··· Extracted information

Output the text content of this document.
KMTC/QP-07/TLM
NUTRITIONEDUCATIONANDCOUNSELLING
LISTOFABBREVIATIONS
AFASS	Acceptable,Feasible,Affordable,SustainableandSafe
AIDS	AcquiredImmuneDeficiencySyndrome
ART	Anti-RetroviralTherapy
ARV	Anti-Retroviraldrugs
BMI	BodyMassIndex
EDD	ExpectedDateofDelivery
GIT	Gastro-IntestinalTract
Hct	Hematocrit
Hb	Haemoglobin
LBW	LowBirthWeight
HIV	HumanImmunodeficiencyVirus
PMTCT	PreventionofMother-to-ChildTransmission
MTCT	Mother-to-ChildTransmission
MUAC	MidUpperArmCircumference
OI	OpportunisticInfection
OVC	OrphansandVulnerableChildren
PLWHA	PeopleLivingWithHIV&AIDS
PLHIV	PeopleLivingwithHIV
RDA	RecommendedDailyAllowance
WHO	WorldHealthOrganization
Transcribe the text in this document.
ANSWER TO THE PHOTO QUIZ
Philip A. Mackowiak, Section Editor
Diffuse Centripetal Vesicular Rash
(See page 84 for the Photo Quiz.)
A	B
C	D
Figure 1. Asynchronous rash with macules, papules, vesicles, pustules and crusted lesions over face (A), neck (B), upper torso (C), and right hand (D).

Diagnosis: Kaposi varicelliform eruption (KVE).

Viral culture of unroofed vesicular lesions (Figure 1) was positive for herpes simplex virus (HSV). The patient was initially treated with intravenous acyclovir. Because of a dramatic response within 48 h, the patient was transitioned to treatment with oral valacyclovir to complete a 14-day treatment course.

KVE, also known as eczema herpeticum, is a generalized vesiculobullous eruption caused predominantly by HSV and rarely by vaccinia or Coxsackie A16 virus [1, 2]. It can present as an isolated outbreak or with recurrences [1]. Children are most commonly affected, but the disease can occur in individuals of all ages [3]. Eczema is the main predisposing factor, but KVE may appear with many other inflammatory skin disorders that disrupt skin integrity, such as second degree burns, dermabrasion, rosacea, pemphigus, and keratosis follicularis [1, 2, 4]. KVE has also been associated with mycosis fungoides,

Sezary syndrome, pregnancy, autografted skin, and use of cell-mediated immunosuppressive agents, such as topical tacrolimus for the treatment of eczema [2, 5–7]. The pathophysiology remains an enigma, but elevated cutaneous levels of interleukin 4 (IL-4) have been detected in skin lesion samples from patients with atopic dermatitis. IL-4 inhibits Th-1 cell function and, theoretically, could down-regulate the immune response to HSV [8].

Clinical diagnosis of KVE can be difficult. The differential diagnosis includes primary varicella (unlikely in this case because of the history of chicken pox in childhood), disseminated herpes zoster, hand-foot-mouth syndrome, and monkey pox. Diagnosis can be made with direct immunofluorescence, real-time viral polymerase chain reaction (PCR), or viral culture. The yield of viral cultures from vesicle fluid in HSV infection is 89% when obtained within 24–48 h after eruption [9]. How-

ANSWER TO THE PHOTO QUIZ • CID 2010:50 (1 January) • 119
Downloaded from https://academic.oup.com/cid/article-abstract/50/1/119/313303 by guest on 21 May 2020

······

Problem description
Repeat the material above in full, keeping every word.

Solution below
Output the text content of this document.
KMTC/QP-07/TLM
NUTRITIONEDUCATIONANDCOUNSELLING
LISTOFABBREVIATIONS
AFASS	Acceptable,Feasible,Affordable,SustainableandSafe
AIDS	AcquiredImmuneDeficiencySyndrome
ART	Anti-RetroviralTherapy
ARV	Anti-Retroviraldrugs
BMI	BodyMassIndex
EDD	ExpectedDateofDelivery
GIT	Gastro-IntestinalTract
Hct	Hematocrit
Hb	Haemoglobin
LBW	LowBirthWeight
HIV	HumanImmunodeficiencyVirus
PMTCT	PreventionofMother-to-ChildTransmission
MTCT	Mother-to-ChildTransmission
MUAC	MidUpperArmCircumference
OI	OpportunisticInfection
OVC	OrphansandVulnerableChildren
PLWHA	PeopleLivingWithHIV&AIDS
PLHIV	PeopleLivingwithHIV
RDA	RecommendedDailyAllowance
WHO	WorldHealthOrganization
Transcribe the text in this document.
ANSWER TO THE PHOTO QUIZ
Philip A. Mackowiak, Section Editor
Diffuse Centripetal Vesicular Rash
(See page 84 for the Photo Quiz.)
A	B
C	D
Figure 1. Asynchronous rash with macules, papules, vesicles, pustules and crusted lesions over face (A), neck (B), upper torso (C), and right hand (D).

Diagnosis: Kaposi varicelliform eruption (KVE).

Viral culture of unroofed vesicular lesions (Figure 1) was positive for herpes simplex virus (HSV). The patient was initially treated with intravenous acyclovir. Because of a dramatic response within 48 h, the patient was transitioned to treatment with oral valacyclovir to complete a 14-day treatment course.

KVE, also known as eczema herpeticum, is a generalized vesiculobullous eruption caused predominantly by HSV and rarely by vaccinia or Coxsackie A16 virus [1, 2]. It can present as an isolated outbreak or with recurrences [1]. Children are most commonly affected, but the disease can occur in individuals of all ages [3]. Eczema is the main predisposing factor, but KVE may appear with many other inflammatory skin disorders that disrupt skin integrity, such as second degree burns, dermabrasion, rosacea, pemphigus, and keratosis follicularis [1, 2, 4]. KVE has also been associated with mycosis fungoides,

Sezary syndrome, pregnancy, autografted skin, and use of cell-mediated immunosuppressive agents, such as topical tacrolimus for the treatment of eczema [2, 5–7]. The pathophysiology remains an enigma, but elevated cutaneous levels of interleukin 4 (IL-4) have been detected in skin lesion samples from patients with atopic dermatitis. IL-4 inhibits Th-1 cell function and, theoretically, could down-regulate the immune response to HSV [8].

Clinical diagnosis of KVE can be difficult. The differential diagnosis includes primary varicella (unlikely in this case because of the history of chicken pox in childhood), disseminated herpes zoster, hand-foot-mouth syndrome, and monkey pox. Diagnosis can be made with direct immunofluorescence, real-time viral polymerase chain reaction (PCR), or viral culture. The yield of viral cultures from vesicle fluid in HSV infection is 89% when obtained within 24–48 h after eruption [9]. How-

ANSWER TO THE PHOTO QUIZ • CID 2010:50 (1 January) • 119
Downloaded from https://academic.oup.com/cid/article-abstract/50/1/119/313303 by guest on 21 May 2020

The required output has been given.